▶ _AIM OF THE TASK_
Retype all material exactly. Pictures stay out of the copy.
━━━━━ DATASET EXTRACT ━━━━━
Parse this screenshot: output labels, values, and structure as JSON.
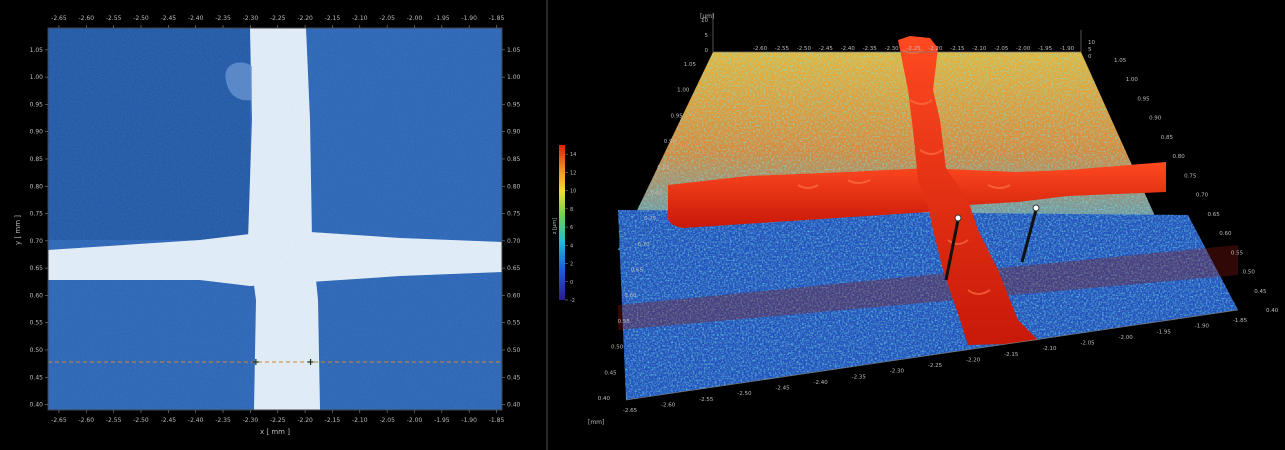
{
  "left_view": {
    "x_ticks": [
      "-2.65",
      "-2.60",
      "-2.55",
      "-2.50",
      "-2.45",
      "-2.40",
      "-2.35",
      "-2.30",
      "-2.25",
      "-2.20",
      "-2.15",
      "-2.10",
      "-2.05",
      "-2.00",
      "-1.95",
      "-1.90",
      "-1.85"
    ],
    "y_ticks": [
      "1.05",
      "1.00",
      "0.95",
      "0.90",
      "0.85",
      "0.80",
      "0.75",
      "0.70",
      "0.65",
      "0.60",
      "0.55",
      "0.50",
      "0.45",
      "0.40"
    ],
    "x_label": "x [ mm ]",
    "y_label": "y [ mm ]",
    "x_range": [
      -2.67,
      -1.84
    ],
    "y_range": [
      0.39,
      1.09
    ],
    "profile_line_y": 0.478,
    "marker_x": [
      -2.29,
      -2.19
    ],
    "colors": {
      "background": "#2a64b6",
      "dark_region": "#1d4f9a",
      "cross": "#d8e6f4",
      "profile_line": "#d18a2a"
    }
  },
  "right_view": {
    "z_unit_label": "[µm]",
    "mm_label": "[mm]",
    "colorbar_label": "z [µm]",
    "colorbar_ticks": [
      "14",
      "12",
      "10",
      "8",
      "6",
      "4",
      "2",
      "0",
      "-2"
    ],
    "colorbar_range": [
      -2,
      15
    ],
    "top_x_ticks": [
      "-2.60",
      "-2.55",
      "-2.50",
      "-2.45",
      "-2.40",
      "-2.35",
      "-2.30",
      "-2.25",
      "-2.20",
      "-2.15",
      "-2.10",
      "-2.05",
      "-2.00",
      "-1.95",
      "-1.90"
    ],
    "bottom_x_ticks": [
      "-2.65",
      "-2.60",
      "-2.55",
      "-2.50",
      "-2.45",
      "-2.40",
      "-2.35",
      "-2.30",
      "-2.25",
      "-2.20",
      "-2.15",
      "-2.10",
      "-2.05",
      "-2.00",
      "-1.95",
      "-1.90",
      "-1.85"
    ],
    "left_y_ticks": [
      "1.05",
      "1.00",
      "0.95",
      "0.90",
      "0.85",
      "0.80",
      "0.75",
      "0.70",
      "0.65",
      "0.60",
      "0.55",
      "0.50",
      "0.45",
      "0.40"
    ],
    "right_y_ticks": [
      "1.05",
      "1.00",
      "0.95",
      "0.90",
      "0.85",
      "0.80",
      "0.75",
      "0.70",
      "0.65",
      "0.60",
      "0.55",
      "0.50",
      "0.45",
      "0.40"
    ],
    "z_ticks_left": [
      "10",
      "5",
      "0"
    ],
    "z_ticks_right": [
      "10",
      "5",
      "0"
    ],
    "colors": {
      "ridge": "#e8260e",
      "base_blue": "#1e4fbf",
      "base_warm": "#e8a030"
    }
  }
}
━━━━━
▶ _TASK ANSWER_
Parse this screenshot: output labels, values, and structure as JSON.
{
  "left_view": {
    "x_ticks": [
      "-2.65",
      "-2.60",
      "-2.55",
      "-2.50",
      "-2.45",
      "-2.40",
      "-2.35",
      "-2.30",
      "-2.25",
      "-2.20",
      "-2.15",
      "-2.10",
      "-2.05",
      "-2.00",
      "-1.95",
      "-1.90",
      "-1.85"
    ],
    "y_ticks": [
      "1.05",
      "1.00",
      "0.95",
      "0.90",
      "0.85",
      "0.80",
      "0.75",
      "0.70",
      "0.65",
      "0.60",
      "0.55",
      "0.50",
      "0.45",
      "0.40"
    ],
    "x_label": "x [ mm ]",
    "y_label": "y [ mm ]",
    "x_range": [
      -2.67,
      -1.84
    ],
    "y_range": [
      0.39,
      1.09
    ],
    "profile_line_y": 0.478,
    "marker_x": [
      -2.29,
      -2.19
    ],
    "colors": {
      "background": "#2a64b6",
      "dark_region": "#1d4f9a",
      "cross": "#d8e6f4",
      "profile_line": "#d18a2a"
    }
  },
  "right_view": {
    "z_unit_label": "[µm]",
    "mm_label": "[mm]",
    "colorbar_label": "z [µm]",
    "colorbar_ticks": [
      "14",
      "12",
      "10",
      "8",
      "6",
      "4",
      "2",
      "0",
      "-2"
    ],
    "colorbar_range": [
      -2,
      15
    ],
    "top_x_ticks": [
      "-2.60",
      "-2.55",
      "-2.50",
      "-2.45",
      "-2.40",
      "-2.35",
      "-2.30",
      "-2.25",
      "-2.20",
      "-2.15",
      "-2.10",
      "-2.05",
      "-2.00",
      "-1.95",
      "-1.90"
    ],
    "bottom_x_ticks": [
      "-2.65",
      "-2.60",
      "-2.55",
      "-2.50",
      "-2.45",
      "-2.40",
      "-2.35",
      "-2.30",
      "-2.25",
      "-2.20",
      "-2.15",
      "-2.10",
      "-2.05",
      "-2.00",
      "-1.95",
      "-1.90",
      "-1.85"
    ],
    "left_y_ticks": [
      "1.05",
      "1.00",
      "0.95",
      "0.90",
      "0.85",
      "0.80",
      "0.75",
      "0.70",
      "0.65",
      "0.60",
      "0.55",
      "0.50",
      "0.45",
      "0.40"
    ],
    "right_y_ticks": [
      "1.05",
      "1.00",
      "0.95",
      "0.90",
      "0.85",
      "0.80",
      "0.75",
      "0.70",
      "0.65",
      "0.60",
      "0.55",
      "0.50",
      "0.45",
      "0.40"
    ],
    "z_ticks_left": [
      "10",
      "5",
      "0"
    ],
    "z_ticks_right": [
      "10",
      "5",
      "0"
    ],
    "colors": {
      "ridge": "#e8260e",
      "base_blue": "#1e4fbf",
      "base_warm": "#e8a030"
    }
  }
}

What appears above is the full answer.